Short task: Write out every line of the material exactly as it appears.

Data excerpts
* * * * * * * * *

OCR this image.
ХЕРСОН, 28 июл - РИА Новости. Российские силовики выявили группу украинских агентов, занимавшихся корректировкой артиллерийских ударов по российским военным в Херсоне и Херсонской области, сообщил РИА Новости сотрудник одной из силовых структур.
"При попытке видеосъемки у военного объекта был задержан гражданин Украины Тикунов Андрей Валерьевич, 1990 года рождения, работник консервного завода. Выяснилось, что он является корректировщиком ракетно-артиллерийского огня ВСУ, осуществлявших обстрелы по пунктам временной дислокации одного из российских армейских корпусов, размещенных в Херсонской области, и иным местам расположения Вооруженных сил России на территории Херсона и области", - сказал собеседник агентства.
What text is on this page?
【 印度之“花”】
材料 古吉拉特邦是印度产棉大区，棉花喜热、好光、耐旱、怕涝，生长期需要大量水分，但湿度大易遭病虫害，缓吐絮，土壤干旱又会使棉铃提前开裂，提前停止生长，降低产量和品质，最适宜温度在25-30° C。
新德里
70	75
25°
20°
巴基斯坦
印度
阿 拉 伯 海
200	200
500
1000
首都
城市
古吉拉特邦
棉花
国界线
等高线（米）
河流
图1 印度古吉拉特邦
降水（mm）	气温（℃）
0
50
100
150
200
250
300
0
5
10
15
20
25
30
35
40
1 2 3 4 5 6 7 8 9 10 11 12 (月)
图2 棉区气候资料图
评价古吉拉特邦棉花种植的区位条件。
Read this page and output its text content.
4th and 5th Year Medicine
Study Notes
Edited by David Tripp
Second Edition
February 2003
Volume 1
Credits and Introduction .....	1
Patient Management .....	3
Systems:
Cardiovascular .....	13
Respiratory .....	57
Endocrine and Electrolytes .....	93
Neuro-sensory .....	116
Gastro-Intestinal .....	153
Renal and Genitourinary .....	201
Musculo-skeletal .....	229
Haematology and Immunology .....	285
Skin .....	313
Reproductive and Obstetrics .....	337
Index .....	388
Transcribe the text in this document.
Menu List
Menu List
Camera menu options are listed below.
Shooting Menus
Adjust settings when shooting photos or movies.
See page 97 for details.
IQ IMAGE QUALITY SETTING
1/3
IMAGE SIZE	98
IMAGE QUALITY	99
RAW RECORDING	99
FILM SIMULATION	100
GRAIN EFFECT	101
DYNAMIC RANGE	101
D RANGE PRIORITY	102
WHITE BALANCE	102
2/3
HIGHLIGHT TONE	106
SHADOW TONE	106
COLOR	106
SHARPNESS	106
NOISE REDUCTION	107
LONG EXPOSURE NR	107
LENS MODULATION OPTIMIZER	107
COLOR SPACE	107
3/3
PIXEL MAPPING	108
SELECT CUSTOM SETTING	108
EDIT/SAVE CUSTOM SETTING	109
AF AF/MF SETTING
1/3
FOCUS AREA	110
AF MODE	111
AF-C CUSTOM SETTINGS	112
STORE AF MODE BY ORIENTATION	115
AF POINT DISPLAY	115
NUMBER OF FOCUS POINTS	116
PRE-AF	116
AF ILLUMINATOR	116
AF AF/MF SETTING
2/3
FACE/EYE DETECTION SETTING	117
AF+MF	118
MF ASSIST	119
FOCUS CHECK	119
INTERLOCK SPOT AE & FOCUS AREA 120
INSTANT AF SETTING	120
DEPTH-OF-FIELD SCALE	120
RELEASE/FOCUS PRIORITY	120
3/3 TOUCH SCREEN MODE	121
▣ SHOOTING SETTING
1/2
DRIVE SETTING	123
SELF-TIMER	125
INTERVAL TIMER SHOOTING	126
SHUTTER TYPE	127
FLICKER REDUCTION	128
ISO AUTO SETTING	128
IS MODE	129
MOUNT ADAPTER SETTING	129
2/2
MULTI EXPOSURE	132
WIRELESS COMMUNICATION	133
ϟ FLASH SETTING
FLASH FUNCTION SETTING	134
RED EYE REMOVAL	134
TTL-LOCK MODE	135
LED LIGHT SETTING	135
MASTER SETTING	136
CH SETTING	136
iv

* * * * * * * * *

Answer:
OCR this image.
ХЕРСОН, 28 июл - РИА Новости. Российские силовики выявили группу украинских агентов, занимавшихся корректировкой артиллерийских ударов по российским военным в Херсоне и Херсонской области, сообщил РИА Новости сотрудник одной из силовых структур.
"При попытке видеосъемки у военного объекта был задержан гражданин Украины Тикунов Андрей Валерьевич, 1990 года рождения, работник консервного завода. Выяснилось, что он является корректировщиком ракетно-артиллерийского огня ВСУ, осуществлявших обстрелы по пунктам временной дислокации одного из российских армейских корпусов, размещенных в Херсонской области, и иным местам расположения Вооруженных сил России на территории Херсона и области", - сказал собеседник агентства.
What text is on this page?
【 印度之“花”】
材料 古吉拉特邦是印度产棉大区，棉花喜热、好光、耐旱、怕涝，生长期需要大量水分，但湿度大易遭病虫害，缓吐絮，土壤干旱又会使棉铃提前开裂，提前停止生长，降低产量和品质，最适宜温度在25-30° C。
新德里
70	75
25°
20°
巴基斯坦
印度
阿 拉 伯 海
200	200
500
1000
首都
城市
古吉拉特邦
棉花
国界线
等高线（米）
河流
图1 印度古吉拉特邦
降水（mm）	气温（℃）
0
50
100
150
200
250
300
0
5
10
15
20
25
30
35
40
1 2 3 4 5 6 7 8 9 10 11 12 (月)
图2 棉区气候资料图
评价古吉拉特邦棉花种植的区位条件。
Read this page and output its text content.
4th and 5th Year Medicine
Study Notes
Edited by David Tripp
Second Edition
February 2003
Volume 1
Credits and Introduction .....	1
Patient Management .....	3
Systems:
Cardiovascular .....	13
Respiratory .....	57
Endocrine and Electrolytes .....	93
Neuro-sensory .....	116
Gastro-Intestinal .....	153
Renal and Genitourinary .....	201
Musculo-skeletal .....	229
Haematology and Immunology .....	285
Skin .....	313
Reproductive and Obstetrics .....	337
Index .....	388
Transcribe the text in this document.
Menu List
Menu List
Camera menu options are listed below.
Shooting Menus
Adjust settings when shooting photos or movies.
See page 97 for details.
IQ IMAGE QUALITY SETTING
1/3
IMAGE SIZE	98
IMAGE QUALITY	99
RAW RECORDING	99
FILM SIMULATION	100
GRAIN EFFECT	101
DYNAMIC RANGE	101
D RANGE PRIORITY	102
WHITE BALANCE	102
2/3
HIGHLIGHT TONE	106
SHADOW TONE	106
COLOR	106
SHARPNESS	106
NOISE REDUCTION	107
LONG EXPOSURE NR	107
LENS MODULATION OPTIMIZER	107
COLOR SPACE	107
3/3
PIXEL MAPPING	108
SELECT CUSTOM SETTING	108
EDIT/SAVE CUSTOM SETTING	109
AF AF/MF SETTING
1/3
FOCUS AREA	110
AF MODE	111
AF-C CUSTOM SETTINGS	112
STORE AF MODE BY ORIENTATION	115
AF POINT DISPLAY	115
NUMBER OF FOCUS POINTS	116
PRE-AF	116
AF ILLUMINATOR	116
AF AF/MF SETTING
2/3
FACE/EYE DETECTION SETTING	117
AF+MF	118
MF ASSIST	119
FOCUS CHECK	119
INTERLOCK SPOT AE & FOCUS AREA 120
INSTANT AF SETTING	120
DEPTH-OF-FIELD SCALE	120
RELEASE/FOCUS PRIORITY	120
3/3 TOUCH SCREEN MODE	121
▣ SHOOTING SETTING
1/2
DRIVE SETTING	123
SELF-TIMER	125
INTERVAL TIMER SHOOTING	126
SHUTTER TYPE	127
FLICKER REDUCTION	128
ISO AUTO SETTING	128
IS MODE	129
MOUNT ADAPTER SETTING	129
2/2
MULTI EXPOSURE	132
WIRELESS COMMUNICATION	133
ϟ FLASH SETTING
FLASH FUNCTION SETTING	134
RED EYE REMOVAL	134
TTL-LOCK MODE	135
LED LIGHT SETTING	135
MASTER SETTING	136
CH SETTING	136
iv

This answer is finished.